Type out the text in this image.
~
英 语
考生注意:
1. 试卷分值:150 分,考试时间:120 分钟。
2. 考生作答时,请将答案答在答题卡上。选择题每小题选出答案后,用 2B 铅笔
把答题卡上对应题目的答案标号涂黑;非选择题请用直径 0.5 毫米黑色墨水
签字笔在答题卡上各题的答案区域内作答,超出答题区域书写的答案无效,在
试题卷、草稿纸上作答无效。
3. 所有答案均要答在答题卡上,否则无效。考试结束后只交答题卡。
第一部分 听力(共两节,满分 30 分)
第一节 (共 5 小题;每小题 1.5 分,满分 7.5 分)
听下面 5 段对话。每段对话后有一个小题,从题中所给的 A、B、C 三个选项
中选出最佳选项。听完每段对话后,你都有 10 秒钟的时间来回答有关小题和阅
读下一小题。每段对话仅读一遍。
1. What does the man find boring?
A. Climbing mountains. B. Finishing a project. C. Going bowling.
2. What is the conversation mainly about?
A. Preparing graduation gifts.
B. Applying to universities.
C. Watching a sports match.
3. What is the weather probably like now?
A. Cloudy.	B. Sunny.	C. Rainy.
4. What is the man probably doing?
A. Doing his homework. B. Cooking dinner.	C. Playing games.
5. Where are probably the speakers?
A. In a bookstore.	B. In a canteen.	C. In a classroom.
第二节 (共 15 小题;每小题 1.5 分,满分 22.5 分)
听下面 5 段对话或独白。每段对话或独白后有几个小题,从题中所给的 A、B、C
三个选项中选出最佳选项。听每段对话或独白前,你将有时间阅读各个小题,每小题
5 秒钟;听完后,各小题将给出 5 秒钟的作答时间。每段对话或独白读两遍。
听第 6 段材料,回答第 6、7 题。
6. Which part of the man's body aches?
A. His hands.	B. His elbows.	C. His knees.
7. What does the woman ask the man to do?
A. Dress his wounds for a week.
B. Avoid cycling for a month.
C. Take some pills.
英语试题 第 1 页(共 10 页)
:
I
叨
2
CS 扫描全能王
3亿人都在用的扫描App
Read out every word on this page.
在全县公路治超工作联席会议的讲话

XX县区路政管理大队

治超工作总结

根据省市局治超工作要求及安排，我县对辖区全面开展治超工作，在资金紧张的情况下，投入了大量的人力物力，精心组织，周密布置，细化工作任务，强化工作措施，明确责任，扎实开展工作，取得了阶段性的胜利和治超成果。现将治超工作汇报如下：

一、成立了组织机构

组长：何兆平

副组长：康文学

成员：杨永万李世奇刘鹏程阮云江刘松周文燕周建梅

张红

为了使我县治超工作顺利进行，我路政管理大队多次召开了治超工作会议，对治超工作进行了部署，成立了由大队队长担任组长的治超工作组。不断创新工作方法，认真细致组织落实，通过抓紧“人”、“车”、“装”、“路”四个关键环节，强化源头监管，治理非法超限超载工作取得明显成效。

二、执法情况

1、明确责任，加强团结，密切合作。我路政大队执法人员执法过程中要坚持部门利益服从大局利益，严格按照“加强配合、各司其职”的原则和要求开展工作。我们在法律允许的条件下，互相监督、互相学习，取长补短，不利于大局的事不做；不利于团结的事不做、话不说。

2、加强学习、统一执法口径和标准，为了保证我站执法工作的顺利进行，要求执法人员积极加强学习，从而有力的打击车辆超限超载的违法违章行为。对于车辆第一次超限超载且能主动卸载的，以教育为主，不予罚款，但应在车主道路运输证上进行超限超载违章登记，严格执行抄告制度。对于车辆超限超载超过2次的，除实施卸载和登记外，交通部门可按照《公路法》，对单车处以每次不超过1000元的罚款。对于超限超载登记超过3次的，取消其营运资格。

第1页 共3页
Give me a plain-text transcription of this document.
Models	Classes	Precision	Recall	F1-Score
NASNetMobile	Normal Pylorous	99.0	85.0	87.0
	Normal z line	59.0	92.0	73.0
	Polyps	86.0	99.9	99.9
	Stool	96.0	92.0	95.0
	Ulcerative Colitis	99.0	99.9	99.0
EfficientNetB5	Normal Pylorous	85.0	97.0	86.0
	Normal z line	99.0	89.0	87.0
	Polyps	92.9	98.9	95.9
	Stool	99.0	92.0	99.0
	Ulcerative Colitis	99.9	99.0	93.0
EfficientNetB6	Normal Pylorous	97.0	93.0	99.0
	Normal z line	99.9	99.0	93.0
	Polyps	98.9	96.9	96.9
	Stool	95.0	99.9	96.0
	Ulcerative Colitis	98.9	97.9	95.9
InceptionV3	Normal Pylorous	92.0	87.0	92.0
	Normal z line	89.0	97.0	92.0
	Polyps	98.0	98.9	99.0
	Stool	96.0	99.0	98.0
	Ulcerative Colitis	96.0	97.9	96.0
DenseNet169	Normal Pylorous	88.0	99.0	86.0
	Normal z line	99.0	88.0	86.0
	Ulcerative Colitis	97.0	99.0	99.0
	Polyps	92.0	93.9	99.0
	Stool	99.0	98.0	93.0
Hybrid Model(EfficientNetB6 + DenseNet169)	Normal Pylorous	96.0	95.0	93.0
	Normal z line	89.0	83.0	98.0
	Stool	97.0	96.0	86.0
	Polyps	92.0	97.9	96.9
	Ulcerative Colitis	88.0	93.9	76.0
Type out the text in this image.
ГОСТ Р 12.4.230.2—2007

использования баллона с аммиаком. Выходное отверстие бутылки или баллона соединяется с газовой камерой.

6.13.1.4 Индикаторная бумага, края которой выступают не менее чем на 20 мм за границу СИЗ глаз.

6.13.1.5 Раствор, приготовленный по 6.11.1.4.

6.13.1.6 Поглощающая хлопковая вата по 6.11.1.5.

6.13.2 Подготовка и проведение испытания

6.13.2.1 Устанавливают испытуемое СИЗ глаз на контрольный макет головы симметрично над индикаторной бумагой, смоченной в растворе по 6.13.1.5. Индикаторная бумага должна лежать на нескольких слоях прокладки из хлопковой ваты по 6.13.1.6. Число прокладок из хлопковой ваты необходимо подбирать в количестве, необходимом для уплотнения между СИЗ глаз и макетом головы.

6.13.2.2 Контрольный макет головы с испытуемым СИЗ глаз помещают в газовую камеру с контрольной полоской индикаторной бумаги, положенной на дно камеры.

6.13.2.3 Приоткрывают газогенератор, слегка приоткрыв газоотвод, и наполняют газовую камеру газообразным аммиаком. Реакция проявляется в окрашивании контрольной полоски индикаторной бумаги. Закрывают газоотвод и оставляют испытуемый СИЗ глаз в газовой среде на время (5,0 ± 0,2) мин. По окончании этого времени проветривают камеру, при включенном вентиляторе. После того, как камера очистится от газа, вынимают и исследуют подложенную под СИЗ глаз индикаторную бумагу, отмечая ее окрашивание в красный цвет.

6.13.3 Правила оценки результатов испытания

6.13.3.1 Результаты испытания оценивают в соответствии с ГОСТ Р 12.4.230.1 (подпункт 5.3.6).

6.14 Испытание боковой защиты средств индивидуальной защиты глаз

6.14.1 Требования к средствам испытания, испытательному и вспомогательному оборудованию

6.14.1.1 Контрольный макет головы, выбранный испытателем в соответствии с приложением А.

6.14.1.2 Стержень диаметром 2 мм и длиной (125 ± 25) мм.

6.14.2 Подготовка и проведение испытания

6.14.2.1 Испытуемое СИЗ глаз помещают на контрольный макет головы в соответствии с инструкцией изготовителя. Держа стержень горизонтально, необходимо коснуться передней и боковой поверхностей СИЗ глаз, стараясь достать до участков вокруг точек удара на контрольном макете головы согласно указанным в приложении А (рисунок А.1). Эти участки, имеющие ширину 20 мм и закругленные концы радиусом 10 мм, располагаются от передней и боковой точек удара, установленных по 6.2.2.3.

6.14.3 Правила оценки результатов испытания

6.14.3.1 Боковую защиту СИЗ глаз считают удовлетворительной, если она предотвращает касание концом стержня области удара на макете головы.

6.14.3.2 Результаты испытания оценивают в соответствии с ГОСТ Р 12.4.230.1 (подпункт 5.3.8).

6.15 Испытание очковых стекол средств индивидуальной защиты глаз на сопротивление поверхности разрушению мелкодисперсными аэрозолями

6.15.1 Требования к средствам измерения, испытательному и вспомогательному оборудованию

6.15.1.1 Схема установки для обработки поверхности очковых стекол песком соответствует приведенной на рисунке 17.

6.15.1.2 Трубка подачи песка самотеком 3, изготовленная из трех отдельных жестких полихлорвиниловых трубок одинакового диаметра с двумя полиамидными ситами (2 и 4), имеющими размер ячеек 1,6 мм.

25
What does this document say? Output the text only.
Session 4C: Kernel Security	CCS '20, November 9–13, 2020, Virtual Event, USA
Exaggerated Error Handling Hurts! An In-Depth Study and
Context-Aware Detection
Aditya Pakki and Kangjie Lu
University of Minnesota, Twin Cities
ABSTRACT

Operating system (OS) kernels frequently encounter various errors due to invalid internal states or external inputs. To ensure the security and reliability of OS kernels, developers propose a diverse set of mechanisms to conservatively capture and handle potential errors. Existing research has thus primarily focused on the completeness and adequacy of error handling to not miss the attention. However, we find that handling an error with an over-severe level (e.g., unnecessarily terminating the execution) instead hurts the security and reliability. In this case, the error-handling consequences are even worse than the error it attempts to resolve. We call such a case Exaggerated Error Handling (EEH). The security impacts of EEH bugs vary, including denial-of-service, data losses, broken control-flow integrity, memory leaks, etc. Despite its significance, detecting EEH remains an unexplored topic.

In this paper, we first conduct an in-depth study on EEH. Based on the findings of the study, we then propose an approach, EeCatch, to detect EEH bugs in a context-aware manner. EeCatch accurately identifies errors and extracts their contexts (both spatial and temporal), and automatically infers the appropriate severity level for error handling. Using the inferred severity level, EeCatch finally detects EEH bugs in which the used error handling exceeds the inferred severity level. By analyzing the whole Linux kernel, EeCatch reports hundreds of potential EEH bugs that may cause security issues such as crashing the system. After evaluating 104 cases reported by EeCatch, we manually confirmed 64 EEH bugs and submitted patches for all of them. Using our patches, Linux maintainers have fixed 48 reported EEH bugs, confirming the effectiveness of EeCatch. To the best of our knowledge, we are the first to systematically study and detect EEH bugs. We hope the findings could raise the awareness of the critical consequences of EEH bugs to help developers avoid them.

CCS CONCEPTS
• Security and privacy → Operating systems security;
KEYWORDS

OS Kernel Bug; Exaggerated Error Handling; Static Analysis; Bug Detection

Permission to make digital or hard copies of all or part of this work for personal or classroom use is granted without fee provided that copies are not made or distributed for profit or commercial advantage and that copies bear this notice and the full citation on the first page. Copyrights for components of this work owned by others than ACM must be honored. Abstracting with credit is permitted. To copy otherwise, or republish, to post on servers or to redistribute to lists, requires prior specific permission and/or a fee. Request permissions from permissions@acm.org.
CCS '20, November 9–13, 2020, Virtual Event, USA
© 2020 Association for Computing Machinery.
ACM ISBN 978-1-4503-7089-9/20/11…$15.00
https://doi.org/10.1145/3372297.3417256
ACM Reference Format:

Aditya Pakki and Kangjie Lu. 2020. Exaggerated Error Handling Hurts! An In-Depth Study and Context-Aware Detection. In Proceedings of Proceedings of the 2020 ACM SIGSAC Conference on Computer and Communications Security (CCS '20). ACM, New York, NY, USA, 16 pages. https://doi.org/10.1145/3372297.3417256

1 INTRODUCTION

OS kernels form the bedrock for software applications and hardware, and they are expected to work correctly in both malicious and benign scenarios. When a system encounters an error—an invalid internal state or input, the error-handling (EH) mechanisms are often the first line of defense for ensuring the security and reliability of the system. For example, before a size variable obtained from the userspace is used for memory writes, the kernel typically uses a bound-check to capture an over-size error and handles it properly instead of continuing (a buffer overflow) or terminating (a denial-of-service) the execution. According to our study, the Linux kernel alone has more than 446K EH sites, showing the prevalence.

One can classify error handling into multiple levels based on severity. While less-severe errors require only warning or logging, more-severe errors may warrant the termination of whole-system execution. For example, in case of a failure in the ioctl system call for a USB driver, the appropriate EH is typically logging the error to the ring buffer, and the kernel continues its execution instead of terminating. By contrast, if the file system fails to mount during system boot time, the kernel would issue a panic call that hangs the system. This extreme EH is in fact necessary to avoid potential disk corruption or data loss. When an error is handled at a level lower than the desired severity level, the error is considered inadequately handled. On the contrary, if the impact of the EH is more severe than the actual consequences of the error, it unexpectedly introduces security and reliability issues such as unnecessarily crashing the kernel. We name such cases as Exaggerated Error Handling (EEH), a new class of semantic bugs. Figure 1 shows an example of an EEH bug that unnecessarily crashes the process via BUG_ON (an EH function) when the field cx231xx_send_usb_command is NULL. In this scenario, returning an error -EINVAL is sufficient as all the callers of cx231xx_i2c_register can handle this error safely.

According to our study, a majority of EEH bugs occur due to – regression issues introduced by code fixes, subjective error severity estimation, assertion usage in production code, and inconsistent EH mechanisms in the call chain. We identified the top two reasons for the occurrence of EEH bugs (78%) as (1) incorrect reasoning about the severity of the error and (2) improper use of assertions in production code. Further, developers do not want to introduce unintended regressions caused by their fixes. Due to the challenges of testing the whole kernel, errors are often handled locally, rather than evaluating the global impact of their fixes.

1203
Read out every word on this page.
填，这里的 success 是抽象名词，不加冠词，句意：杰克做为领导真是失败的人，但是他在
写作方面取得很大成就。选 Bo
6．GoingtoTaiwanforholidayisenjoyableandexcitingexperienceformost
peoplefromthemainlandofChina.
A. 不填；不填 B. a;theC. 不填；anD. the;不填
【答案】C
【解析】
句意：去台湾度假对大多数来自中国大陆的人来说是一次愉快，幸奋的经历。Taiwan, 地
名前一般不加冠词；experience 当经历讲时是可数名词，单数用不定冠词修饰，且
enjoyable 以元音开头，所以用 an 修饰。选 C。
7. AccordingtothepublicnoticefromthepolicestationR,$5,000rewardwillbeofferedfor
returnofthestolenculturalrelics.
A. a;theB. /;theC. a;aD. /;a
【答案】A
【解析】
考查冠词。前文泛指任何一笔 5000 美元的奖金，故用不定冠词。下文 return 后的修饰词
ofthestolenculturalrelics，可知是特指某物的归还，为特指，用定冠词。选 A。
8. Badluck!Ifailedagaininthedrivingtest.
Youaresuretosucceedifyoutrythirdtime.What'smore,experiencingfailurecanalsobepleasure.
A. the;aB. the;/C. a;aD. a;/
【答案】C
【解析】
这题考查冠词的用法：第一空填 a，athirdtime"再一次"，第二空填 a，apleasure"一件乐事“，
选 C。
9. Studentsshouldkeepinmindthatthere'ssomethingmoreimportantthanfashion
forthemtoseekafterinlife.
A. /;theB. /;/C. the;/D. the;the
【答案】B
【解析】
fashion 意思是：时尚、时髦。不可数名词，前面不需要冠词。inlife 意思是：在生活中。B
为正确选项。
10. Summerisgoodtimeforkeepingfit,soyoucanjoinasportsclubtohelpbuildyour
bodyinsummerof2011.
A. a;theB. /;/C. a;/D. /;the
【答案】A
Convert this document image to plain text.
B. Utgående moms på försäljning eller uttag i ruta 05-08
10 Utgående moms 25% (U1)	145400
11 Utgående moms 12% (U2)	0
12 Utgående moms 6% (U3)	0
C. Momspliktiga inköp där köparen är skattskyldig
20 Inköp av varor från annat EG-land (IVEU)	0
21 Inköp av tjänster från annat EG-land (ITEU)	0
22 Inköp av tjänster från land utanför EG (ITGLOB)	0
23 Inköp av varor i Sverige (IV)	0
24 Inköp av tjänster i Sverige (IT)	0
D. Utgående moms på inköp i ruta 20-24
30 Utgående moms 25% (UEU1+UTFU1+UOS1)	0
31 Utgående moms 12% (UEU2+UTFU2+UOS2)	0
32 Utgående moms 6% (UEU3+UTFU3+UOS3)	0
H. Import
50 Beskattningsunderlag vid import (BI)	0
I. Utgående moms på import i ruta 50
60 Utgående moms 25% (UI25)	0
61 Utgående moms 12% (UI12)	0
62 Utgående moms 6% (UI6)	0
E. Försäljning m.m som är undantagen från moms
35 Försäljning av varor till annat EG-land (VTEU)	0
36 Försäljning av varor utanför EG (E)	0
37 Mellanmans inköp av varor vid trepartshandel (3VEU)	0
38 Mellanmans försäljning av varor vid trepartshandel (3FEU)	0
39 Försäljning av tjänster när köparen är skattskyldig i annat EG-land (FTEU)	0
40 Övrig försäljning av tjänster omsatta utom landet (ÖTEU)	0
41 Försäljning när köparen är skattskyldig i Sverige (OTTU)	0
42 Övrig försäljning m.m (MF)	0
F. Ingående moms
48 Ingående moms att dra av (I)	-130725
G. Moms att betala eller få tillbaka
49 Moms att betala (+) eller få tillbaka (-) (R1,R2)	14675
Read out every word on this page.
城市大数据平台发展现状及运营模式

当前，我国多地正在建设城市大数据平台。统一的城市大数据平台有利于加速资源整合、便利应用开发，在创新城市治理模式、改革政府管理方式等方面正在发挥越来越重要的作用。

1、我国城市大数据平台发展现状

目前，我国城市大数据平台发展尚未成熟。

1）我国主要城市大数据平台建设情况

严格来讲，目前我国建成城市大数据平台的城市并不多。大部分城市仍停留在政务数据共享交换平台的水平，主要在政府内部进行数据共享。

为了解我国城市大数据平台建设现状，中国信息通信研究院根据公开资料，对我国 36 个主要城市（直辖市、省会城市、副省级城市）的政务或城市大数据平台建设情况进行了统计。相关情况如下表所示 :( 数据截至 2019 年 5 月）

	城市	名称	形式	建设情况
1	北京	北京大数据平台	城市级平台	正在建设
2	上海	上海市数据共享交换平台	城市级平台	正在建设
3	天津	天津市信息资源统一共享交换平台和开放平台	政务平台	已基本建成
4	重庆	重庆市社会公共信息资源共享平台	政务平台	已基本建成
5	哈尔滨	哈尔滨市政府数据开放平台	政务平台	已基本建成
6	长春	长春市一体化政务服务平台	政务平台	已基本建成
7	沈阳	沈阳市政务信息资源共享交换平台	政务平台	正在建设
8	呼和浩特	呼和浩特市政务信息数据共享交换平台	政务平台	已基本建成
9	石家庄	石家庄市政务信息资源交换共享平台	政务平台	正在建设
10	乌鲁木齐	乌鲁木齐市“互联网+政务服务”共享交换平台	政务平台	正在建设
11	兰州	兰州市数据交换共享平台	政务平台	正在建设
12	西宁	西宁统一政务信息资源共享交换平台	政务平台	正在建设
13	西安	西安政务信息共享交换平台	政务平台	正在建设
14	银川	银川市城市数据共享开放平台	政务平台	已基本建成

##########

**Short task:** Search the lines above for the string "varor", then show every one that has it.

**Final result:**
20 Inköp av varor från annat EG-land (IVEU)	0
23 Inköp av varor i Sverige (IV)	0
35 Försäljning av varor till annat EG-land (VTEU)	0
36 Försäljning av varor utanför EG (E)	0
37 Mellanmans inköp av varor vid trepartshandel (3VEU)	0
38 Mellanmans försäljning av varor vid trepartshandel (3FEU)	0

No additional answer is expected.